— begin —
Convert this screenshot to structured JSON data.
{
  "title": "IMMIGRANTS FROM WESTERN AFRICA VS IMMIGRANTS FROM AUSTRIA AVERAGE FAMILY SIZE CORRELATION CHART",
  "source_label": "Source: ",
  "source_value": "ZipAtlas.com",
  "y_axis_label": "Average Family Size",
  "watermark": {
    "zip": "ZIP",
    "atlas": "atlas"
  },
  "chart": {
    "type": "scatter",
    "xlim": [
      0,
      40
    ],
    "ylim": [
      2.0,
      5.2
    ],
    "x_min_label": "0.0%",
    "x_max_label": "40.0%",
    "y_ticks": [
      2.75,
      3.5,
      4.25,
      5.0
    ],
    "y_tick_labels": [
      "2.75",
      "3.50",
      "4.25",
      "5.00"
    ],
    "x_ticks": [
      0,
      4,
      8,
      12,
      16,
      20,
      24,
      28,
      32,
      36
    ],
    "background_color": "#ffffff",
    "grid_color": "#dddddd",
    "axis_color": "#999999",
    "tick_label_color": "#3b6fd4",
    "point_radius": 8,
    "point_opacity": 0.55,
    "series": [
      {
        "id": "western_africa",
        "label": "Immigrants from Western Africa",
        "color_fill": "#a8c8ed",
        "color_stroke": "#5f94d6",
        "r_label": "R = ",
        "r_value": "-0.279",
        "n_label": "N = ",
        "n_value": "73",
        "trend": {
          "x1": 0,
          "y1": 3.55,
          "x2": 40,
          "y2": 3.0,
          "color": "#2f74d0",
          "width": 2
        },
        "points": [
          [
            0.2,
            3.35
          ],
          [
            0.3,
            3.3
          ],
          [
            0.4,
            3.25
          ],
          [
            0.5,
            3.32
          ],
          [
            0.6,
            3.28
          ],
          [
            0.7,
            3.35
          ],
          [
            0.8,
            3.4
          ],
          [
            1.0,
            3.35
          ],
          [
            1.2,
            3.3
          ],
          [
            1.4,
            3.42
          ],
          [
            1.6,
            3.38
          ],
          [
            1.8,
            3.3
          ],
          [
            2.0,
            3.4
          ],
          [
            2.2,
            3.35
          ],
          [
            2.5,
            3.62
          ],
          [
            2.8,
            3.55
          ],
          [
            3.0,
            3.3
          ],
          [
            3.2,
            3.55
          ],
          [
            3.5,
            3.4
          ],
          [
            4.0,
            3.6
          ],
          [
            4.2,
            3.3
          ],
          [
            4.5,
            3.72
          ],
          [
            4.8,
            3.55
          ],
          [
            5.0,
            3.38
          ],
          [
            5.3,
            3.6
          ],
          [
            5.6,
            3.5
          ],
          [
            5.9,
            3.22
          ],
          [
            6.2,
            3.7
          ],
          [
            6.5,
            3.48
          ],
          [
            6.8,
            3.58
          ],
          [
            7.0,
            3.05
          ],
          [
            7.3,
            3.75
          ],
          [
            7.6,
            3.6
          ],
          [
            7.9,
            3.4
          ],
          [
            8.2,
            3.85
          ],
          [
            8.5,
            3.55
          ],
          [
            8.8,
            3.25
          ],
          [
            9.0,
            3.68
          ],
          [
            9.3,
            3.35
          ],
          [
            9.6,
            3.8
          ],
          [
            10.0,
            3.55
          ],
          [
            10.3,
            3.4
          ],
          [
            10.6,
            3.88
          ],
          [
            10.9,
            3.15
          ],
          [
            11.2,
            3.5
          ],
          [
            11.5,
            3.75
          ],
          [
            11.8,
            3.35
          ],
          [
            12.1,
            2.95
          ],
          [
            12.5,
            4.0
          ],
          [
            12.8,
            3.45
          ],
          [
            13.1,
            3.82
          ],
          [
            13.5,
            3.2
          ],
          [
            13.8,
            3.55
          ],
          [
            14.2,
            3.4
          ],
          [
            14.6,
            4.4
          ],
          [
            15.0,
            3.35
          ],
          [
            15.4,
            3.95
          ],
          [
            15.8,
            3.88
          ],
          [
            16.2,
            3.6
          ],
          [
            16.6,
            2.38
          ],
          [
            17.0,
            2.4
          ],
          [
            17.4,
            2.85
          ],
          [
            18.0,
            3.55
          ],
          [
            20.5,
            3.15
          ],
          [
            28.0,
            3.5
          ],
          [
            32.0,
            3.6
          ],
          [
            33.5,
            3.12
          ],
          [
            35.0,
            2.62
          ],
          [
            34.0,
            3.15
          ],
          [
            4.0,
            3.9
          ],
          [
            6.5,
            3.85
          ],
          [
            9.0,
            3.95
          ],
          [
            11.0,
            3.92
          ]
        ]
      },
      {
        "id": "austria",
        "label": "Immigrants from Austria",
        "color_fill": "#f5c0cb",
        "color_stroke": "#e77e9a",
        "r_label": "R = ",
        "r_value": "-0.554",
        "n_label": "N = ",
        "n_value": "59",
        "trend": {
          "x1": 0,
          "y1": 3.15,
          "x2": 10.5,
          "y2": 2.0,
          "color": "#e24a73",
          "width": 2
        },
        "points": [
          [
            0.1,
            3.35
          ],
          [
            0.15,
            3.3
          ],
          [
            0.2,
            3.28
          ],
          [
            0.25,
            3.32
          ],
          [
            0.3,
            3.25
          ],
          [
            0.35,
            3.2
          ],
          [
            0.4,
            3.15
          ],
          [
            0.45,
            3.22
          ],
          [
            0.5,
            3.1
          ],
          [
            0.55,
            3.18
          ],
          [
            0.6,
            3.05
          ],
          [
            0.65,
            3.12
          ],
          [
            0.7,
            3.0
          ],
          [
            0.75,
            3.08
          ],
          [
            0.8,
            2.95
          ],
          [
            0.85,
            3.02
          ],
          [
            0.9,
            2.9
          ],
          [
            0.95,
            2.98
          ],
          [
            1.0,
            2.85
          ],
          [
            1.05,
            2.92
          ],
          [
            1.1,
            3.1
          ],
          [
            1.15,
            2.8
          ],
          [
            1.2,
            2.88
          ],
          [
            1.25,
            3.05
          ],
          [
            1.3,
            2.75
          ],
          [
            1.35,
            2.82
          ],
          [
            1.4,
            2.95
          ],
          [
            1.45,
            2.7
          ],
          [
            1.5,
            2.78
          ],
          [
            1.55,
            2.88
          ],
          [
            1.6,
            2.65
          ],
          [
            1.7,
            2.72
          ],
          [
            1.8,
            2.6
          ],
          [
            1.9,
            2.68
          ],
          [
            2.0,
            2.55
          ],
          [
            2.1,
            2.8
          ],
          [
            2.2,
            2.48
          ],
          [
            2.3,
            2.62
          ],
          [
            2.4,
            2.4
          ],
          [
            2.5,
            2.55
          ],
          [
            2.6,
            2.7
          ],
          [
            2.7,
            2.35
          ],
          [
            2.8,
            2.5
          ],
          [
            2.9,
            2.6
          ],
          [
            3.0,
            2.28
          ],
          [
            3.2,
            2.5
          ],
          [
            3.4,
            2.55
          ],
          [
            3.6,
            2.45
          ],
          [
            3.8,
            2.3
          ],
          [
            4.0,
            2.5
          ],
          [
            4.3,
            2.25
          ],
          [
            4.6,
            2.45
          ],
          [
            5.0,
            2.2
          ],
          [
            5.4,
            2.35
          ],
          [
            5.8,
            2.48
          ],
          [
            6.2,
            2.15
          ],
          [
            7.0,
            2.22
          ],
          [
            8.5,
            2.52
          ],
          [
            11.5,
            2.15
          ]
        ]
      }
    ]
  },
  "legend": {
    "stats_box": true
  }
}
— end —
PROBLEM TO SOLVE: Copy all the entries verbatim.

RESULT FOR THIS EXERCISE:
Convert this screenshot to structured JSON data.
{
  "title": "IMMIGRANTS FROM WESTERN AFRICA VS IMMIGRANTS FROM AUSTRIA AVERAGE FAMILY SIZE CORRELATION CHART",
  "source_label": "Source: ",
  "source_value": "ZipAtlas.com",
  "y_axis_label": "Average Family Size",
  "watermark": {
    "zip": "ZIP",
    "atlas": "atlas"
  },
  "chart": {
    "type": "scatter",
    "xlim": [
      0,
      40
    ],
    "ylim": [
      2.0,
      5.2
    ],
    "x_min_label": "0.0%",
    "x_max_label": "40.0%",
    "y_ticks": [
      2.75,
      3.5,
      4.25,
      5.0
    ],
    "y_tick_labels": [
      "2.75",
      "3.50",
      "4.25",
      "5.00"
    ],
    "x_ticks": [
      0,
      4,
      8,
      12,
      16,
      20,
      24,
      28,
      32,
      36
    ],
    "background_color": "#ffffff",
    "grid_color": "#dddddd",
    "axis_color": "#999999",
    "tick_label_color": "#3b6fd4",
    "point_radius": 8,
    "point_opacity": 0.55,
    "series": [
      {
        "id": "western_africa",
        "label": "Immigrants from Western Africa",
        "color_fill": "#a8c8ed",
        "color_stroke": "#5f94d6",
        "r_label": "R = ",
        "r_value": "-0.279",
        "n_label": "N = ",
        "n_value": "73",
        "trend": {
          "x1": 0,
          "y1": 3.55,
          "x2": 40,
          "y2": 3.0,
          "color": "#2f74d0",
          "width": 2
        },
        "points": [
          [
            0.2,
            3.35
          ],
          [
            0.3,
            3.3
          ],
          [
            0.4,
            3.25
          ],
          [
            0.5,
            3.32
          ],
          [
            0.6,
            3.28
          ],
          [
            0.7,
            3.35
          ],
          [
            0.8,
            3.4
          ],
          [
            1.0,
            3.35
          ],
          [
            1.2,
            3.3
          ],
          [
            1.4,
            3.42
          ],
          [
            1.6,
            3.38
          ],
          [
            1.8,
            3.3
          ],
          [
            2.0,
            3.4
          ],
          [
            2.2,
            3.35
          ],
          [
            2.5,
            3.62
          ],
          [
            2.8,
            3.55
          ],
          [
            3.0,
            3.3
          ],
          [
            3.2,
            3.55
          ],
          [
            3.5,
            3.4
          ],
          [
            4.0,
            3.6
          ],
          [
            4.2,
            3.3
          ],
          [
            4.5,
            3.72
          ],
          [
            4.8,
            3.55
          ],
          [
            5.0,
            3.38
          ],
          [
            5.3,
            3.6
          ],
          [
            5.6,
            3.5
          ],
          [
            5.9,
            3.22
          ],
          [
            6.2,
            3.7
          ],
          [
            6.5,
            3.48
          ],
          [
            6.8,
            3.58
          ],
          [
            7.0,
            3.05
          ],
          [
            7.3,
            3.75
          ],
          [
            7.6,
            3.6
          ],
          [
            7.9,
            3.4
          ],
          [
            8.2,
            3.85
          ],
          [
            8.5,
            3.55
          ],
          [
            8.8,
            3.25
          ],
          [
            9.0,
            3.68
          ],
          [
            9.3,
            3.35
          ],
          [
            9.6,
            3.8
          ],
          [
            10.0,
            3.55
          ],
          [
            10.3,
            3.4
          ],
          [
            10.6,
            3.88
          ],
          [
            10.9,
            3.15
          ],
          [
            11.2,
            3.5
          ],
          [
            11.5,
            3.75
          ],
          [
            11.8,
            3.35
          ],
          [
            12.1,
            2.95
          ],
          [
            12.5,
            4.0
          ],
          [
            12.8,
            3.45
          ],
          [
            13.1,
            3.82
          ],
          [
            13.5,
            3.2
          ],
          [
            13.8,
            3.55
          ],
          [
            14.2,
            3.4
          ],
          [
            14.6,
            4.4
          ],
          [
            15.0,
            3.35
          ],
          [
            15.4,
            3.95
          ],
          [
            15.8,
            3.88
          ],
          [
            16.2,
            3.6
          ],
          [
            16.6,
            2.38
          ],
          [
            17.0,
            2.4
          ],
          [
            17.4,
            2.85
          ],
          [
            18.0,
            3.55
          ],
          [
            20.5,
            3.15
          ],
          [
            28.0,
            3.5
          ],
          [
            32.0,
            3.6
          ],
          [
            33.5,
            3.12
          ],
          [
            35.0,
            2.62
          ],
          [
            34.0,
            3.15
          ],
          [
            4.0,
            3.9
          ],
          [
            6.5,
            3.85
          ],
          [
            9.0,
            3.95
          ],
          [
            11.0,
            3.92
          ]
        ]
      },
      {
        "id": "austria",
        "label": "Immigrants from Austria",
        "color_fill": "#f5c0cb",
        "color_stroke": "#e77e9a",
        "r_label": "R = ",
        "r_value": "-0.554",
        "n_label": "N = ",
        "n_value": "59",
        "trend": {
          "x1": 0,
          "y1": 3.15,
          "x2": 10.5,
          "y2": 2.0,
          "color": "#e24a73",
          "width": 2
        },
        "points": [
          [
            0.1,
            3.35
          ],
          [
            0.15,
            3.3
          ],
          [
            0.2,
            3.28
          ],
          [
            0.25,
            3.32
          ],
          [
            0.3,
            3.25
          ],
          [
            0.35,
            3.2
          ],
          [
            0.4,
            3.15
          ],
          [
            0.45,
            3.22
          ],
          [
            0.5,
            3.1
          ],
          [
            0.55,
            3.18
          ],
          [
            0.6,
            3.05
          ],
          [
            0.65,
            3.12
          ],
          [
            0.7,
            3.0
          ],
          [
            0.75,
            3.08
          ],
          [
            0.8,
            2.95
          ],
          [
            0.85,
            3.02
          ],
          [
            0.9,
            2.9
          ],
          [
            0.95,
            2.98
          ],
          [
            1.0,
            2.85
          ],
          [
            1.05,
            2.92
          ],
          [
            1.1,
            3.1
          ],
          [
            1.15,
            2.8
          ],
          [
            1.2,
            2.88
          ],
          [
            1.25,
            3.05
          ],
          [
            1.3,
            2.75
          ],
          [
            1.35,
            2.82
          ],
          [
            1.4,
            2.95
          ],
          [
            1.45,
            2.7
          ],
          [
            1.5,
            2.78
          ],
          [
            1.55,
            2.88
          ],
          [
            1.6,
            2.65
          ],
          [
            1.7,
            2.72
          ],
          [
            1.8,
            2.6
          ],
          [
            1.9,
            2.68
          ],
          [
            2.0,
            2.55
          ],
          [
            2.1,
            2.8
          ],
          [
            2.2,
            2.48
          ],
          [
            2.3,
            2.62
          ],
          [
            2.4,
            2.4
          ],
          [
            2.5,
            2.55
          ],
          [
            2.6,
            2.7
          ],
          [
            2.7,
            2.35
          ],
          [
            2.8,
            2.5
          ],
          [
            2.9,
            2.6
          ],
          [
            3.0,
            2.28
          ],
          [
            3.2,
            2.5
          ],
          [
            3.4,
            2.55
          ],
          [
            3.6,
            2.45
          ],
          [
            3.8,
            2.3
          ],
          [
            4.0,
            2.5
          ],
          [
            4.3,
            2.25
          ],
          [
            4.6,
            2.45
          ],
          [
            5.0,
            2.2
          ],
          [
            5.4,
            2.35
          ],
          [
            5.8,
            2.48
          ],
          [
            6.2,
            2.15
          ],
          [
            7.0,
            2.22
          ],
          [
            8.5,
            2.52
          ],
          [
            11.5,
            2.15
          ]
        ]
      }
    ]
  },
  "legend": {
    "stats_box": true
  }
}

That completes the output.